Collected data entries:
----------
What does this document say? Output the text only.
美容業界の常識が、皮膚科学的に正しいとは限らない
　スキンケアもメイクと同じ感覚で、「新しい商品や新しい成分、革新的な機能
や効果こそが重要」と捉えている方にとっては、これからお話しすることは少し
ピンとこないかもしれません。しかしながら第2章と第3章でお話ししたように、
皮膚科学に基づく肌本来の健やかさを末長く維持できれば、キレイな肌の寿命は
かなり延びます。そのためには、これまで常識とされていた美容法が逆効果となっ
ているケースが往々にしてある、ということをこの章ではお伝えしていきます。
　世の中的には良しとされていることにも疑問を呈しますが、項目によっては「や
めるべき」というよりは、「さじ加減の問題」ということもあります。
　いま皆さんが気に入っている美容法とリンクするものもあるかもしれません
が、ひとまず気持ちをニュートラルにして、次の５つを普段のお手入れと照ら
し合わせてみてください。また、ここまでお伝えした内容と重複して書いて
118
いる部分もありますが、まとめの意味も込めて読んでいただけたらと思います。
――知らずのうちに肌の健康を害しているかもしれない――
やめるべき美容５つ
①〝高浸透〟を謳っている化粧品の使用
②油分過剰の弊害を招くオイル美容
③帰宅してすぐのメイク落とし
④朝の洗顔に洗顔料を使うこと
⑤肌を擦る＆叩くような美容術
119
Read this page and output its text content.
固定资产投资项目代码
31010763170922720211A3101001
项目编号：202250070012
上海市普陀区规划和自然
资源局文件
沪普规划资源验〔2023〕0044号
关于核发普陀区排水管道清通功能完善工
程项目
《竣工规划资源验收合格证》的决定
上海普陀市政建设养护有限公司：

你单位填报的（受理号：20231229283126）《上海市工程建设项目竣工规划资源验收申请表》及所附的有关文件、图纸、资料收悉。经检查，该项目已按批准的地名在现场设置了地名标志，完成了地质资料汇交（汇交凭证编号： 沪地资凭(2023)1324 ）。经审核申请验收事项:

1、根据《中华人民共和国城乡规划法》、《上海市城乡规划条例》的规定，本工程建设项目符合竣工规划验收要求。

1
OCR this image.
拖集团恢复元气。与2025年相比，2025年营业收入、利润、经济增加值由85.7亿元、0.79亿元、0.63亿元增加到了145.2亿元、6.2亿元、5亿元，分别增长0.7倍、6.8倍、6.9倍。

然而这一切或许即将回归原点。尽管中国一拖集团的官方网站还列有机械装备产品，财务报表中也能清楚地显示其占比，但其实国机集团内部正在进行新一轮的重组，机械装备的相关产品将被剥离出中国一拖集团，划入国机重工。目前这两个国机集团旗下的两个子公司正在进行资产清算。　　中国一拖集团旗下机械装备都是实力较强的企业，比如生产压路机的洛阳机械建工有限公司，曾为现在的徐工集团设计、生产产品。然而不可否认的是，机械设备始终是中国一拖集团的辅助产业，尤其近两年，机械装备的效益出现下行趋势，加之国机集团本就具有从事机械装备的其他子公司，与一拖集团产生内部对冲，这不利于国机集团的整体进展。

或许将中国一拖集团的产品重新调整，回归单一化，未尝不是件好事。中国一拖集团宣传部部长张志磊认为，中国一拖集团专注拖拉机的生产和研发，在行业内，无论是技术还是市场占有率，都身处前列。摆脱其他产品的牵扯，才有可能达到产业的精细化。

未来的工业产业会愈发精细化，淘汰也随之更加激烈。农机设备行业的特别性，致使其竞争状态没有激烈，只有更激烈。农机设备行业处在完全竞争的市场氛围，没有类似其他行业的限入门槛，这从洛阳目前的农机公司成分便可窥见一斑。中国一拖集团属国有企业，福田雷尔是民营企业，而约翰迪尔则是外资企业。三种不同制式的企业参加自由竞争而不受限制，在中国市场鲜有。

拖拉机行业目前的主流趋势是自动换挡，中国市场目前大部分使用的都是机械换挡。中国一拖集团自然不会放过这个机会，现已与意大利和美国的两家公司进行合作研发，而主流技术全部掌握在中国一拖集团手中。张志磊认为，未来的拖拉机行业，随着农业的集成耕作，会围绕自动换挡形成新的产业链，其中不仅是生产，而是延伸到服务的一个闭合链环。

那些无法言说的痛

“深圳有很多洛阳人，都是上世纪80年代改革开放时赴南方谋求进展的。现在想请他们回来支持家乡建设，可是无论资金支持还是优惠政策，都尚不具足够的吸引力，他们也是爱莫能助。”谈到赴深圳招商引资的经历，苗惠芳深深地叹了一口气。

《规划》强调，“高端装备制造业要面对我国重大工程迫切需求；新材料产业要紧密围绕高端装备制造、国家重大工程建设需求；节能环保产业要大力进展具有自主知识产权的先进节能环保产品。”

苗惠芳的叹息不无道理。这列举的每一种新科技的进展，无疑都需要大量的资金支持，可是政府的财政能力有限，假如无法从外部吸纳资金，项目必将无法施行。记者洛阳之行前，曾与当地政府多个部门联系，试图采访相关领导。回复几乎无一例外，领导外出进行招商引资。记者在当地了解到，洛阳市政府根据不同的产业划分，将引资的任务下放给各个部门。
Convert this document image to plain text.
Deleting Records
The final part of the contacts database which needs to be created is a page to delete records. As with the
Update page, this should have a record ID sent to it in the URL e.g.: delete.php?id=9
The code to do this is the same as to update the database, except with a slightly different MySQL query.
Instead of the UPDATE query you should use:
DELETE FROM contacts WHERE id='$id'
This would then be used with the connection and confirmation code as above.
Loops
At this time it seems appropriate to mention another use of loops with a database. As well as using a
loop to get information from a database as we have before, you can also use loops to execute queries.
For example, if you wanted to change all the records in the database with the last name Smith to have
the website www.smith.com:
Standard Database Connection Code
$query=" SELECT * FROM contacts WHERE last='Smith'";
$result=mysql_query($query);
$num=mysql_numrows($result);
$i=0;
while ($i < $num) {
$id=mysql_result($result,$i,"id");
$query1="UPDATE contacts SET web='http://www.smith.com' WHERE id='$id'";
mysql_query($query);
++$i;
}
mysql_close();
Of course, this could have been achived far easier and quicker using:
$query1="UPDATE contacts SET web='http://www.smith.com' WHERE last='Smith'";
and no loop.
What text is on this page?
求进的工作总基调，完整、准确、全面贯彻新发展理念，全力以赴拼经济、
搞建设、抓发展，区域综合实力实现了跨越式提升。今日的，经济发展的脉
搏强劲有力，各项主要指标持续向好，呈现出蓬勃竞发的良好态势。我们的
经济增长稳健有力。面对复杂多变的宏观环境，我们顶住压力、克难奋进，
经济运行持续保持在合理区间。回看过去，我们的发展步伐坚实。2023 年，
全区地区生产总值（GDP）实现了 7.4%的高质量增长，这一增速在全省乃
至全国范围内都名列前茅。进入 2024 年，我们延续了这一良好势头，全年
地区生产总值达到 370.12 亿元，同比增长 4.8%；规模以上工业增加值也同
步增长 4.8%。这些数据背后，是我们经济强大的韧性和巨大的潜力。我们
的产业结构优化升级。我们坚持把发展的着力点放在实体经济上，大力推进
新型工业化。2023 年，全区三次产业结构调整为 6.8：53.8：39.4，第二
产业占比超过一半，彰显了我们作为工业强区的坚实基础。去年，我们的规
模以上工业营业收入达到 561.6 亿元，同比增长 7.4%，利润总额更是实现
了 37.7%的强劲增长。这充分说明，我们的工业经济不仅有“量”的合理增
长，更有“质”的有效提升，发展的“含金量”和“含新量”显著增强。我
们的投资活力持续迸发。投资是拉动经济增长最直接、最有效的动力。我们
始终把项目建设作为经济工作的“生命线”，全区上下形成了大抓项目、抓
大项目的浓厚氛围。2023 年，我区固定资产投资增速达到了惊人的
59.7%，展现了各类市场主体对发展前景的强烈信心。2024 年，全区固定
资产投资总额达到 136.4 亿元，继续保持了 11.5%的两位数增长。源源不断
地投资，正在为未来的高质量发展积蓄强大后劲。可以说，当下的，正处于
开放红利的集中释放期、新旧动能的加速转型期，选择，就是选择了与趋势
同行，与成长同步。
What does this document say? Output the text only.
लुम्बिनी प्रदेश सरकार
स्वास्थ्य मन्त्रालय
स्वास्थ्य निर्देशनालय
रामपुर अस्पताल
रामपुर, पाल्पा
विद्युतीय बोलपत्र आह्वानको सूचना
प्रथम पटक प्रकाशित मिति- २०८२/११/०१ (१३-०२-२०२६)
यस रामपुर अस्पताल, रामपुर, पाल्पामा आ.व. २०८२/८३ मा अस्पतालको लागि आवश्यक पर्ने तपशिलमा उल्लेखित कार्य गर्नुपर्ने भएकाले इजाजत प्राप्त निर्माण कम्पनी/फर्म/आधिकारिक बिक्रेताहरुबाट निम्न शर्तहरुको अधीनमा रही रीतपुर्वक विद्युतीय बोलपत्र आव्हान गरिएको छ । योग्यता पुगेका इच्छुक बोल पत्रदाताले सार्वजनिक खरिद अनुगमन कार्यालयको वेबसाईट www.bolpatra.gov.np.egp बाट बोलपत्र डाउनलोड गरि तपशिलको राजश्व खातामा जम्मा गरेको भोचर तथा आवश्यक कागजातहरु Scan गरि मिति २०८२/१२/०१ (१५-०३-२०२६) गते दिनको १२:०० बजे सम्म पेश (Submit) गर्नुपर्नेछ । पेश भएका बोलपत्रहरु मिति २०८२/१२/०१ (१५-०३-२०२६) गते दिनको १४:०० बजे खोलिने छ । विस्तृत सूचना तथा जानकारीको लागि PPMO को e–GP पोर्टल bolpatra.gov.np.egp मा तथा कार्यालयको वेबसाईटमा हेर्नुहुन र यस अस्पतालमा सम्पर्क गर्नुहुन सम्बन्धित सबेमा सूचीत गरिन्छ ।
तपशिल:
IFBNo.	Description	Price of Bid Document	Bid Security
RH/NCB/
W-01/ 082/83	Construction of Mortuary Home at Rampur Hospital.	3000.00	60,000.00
----------
Reproduce only those lines of the entries above that run from the line with "What text is on this page?" to the final line.

What text is on this page?
求进的工作总基调，完整、准确、全面贯彻新发展理念，全力以赴拼经济、
搞建设、抓发展，区域综合实力实现了跨越式提升。今日的，经济发展的脉
搏强劲有力，各项主要指标持续向好，呈现出蓬勃竞发的良好态势。我们的
经济增长稳健有力。面对复杂多变的宏观环境，我们顶住压力、克难奋进，
经济运行持续保持在合理区间。回看过去，我们的发展步伐坚实。2023 年，
全区地区生产总值（GDP）实现了 7.4%的高质量增长，这一增速在全省乃
至全国范围内都名列前茅。进入 2024 年，我们延续了这一良好势头，全年
地区生产总值达到 370.12 亿元，同比增长 4.8%；规模以上工业增加值也同
步增长 4.8%。这些数据背后，是我们经济强大的韧性和巨大的潜力。我们
的产业结构优化升级。我们坚持把发展的着力点放在实体经济上，大力推进
新型工业化。2023 年，全区三次产业结构调整为 6.8：53.8：39.4，第二
产业占比超过一半，彰显了我们作为工业强区的坚实基础。去年，我们的规
模以上工业营业收入达到 561.6 亿元，同比增长 7.4%，利润总额更是实现
了 37.7%的强劲增长。这充分说明，我们的工业经济不仅有“量”的合理增
长，更有“质”的有效提升，发展的“含金量”和“含新量”显著增强。我
们的投资活力持续迸发。投资是拉动经济增长最直接、最有效的动力。我们
始终把项目建设作为经济工作的“生命线”，全区上下形成了大抓项目、抓
大项目的浓厚氛围。2023 年，我区固定资产投资增速达到了惊人的
59.7%，展现了各类市场主体对发展前景的强烈信心。2024 年，全区固定
资产投资总额达到 136.4 亿元，继续保持了 11.5%的两位数增长。源源不断
地投资，正在为未来的高质量发展积蓄强大后劲。可以说，当下的，正处于
开放红利的集中释放期、新旧动能的加速转型期，选择，就是选择了与趋势
同行，与成长同步。
What does this document say? Output the text only.
लुम्बिनी प्रदेश सरकार
स्वास्थ्य मन्त्रालय
स्वास्थ्य निर्देशनालय
रामपुर अस्पताल
रामपुर, पाल्पा
विद्युतीय बोलपत्र आह्वानको सूचना
प्रथम पटक प्रकाशित मिति- २०८२/११/०१ (१३-०२-२०२६)
यस रामपुर अस्पताल, रामपुर, पाल्पामा आ.व. २०८२/८३ मा अस्पतालको लागि आवश्यक पर्ने तपशिलमा उल्लेखित कार्य गर्नुपर्ने भएकाले इजाजत प्राप्त निर्माण कम्पनी/फर्म/आधिकारिक बिक्रेताहरुबाट निम्न शर्तहरुको अधीनमा रही रीतपुर्वक विद्युतीय बोलपत्र आव्हान गरिएको छ । योग्यता पुगेका इच्छुक बोल पत्रदाताले सार्वजनिक खरिद अनुगमन कार्यालयको वेबसाईट www.bolpatra.gov.np.egp बाट बोलपत्र डाउनलोड गरि तपशिलको राजश्व खातामा जम्मा गरेको भोचर तथा आवश्यक कागजातहरु Scan गरि मिति २०८२/१२/०१ (१५-०३-२०२६) गते दिनको १२:०० बजे सम्म पेश (Submit) गर्नुपर्नेछ । पेश भएका बोलपत्रहरु मिति २०८२/१२/०१ (१५-०३-२०२६) गते दिनको १४:०० बजे खोलिने छ । विस्तृत सूचना तथा जानकारीको लागि PPMO को e–GP पोर्टल bolpatra.gov.np.egp मा तथा कार्यालयको वेबसाईटमा हेर्नुहुन र यस अस्पतालमा सम्पर्क गर्नुहुन सम्बन्धित सबेमा सूचीत गरिन्छ ।
तपशिल:
IFBNo.	Description	Price of Bid Document	Bid Security
RH/NCB/
W-01/ 082/83	Construction of Mortuary Home at Rampur Hospital.	3000.00	60,000.00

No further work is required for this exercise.